Records to process:
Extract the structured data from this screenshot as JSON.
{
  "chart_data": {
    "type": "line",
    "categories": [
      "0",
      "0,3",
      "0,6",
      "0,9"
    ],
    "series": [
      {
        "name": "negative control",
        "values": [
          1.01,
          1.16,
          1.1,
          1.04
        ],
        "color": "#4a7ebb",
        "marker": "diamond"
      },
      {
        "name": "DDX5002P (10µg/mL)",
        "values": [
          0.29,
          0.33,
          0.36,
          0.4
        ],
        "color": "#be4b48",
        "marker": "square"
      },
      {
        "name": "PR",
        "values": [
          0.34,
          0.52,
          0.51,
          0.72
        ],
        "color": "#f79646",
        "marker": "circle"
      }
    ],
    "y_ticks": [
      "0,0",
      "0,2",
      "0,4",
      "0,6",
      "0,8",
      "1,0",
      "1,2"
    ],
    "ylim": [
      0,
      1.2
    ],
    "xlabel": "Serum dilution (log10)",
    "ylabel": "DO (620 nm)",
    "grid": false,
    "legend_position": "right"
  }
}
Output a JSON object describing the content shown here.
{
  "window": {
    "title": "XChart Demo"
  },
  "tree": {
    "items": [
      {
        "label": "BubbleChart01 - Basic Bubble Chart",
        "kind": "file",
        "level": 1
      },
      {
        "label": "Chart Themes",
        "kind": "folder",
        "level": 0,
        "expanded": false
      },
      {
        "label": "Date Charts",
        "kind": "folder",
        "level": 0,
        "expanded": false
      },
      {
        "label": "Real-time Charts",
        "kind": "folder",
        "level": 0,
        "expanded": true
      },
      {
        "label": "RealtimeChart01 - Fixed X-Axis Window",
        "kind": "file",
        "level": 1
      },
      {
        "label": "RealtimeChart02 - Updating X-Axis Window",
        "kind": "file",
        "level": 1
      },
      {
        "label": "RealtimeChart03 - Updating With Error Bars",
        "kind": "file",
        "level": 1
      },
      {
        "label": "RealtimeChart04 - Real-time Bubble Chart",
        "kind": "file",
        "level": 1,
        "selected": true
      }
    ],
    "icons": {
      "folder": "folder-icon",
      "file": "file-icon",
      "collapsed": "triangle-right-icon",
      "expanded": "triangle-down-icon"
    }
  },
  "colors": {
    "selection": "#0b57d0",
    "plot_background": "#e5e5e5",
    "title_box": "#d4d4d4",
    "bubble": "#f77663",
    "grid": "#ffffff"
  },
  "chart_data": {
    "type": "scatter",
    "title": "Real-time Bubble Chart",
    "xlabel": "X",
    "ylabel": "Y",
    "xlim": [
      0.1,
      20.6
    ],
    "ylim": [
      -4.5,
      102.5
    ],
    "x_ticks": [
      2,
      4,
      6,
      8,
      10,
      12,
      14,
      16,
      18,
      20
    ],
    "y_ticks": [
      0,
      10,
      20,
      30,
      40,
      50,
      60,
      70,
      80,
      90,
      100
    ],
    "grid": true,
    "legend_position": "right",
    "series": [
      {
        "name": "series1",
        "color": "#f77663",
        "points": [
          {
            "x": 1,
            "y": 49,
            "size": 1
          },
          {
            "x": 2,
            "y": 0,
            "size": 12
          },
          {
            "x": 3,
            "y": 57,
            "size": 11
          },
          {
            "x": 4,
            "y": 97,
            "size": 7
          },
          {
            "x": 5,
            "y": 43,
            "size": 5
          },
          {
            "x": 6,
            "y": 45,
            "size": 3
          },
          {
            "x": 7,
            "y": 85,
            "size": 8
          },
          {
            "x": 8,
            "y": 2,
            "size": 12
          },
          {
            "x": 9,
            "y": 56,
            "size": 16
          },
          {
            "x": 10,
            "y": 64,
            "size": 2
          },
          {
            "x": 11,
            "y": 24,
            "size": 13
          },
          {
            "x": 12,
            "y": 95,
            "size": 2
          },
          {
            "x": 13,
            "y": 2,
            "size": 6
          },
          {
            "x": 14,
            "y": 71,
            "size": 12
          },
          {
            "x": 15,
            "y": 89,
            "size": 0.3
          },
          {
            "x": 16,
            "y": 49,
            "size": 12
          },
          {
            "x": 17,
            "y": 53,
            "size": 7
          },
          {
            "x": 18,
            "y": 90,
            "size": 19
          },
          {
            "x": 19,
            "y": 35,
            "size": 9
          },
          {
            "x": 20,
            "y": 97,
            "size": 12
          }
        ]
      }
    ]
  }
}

Your objective: Check each line above for "Updating" and return the ones that have it.

Answer to the exercise:
        "label": "RealtimeChart02 - Updating X-Axis Window",
        "label": "RealtimeChart03 - Updating With Error Bars",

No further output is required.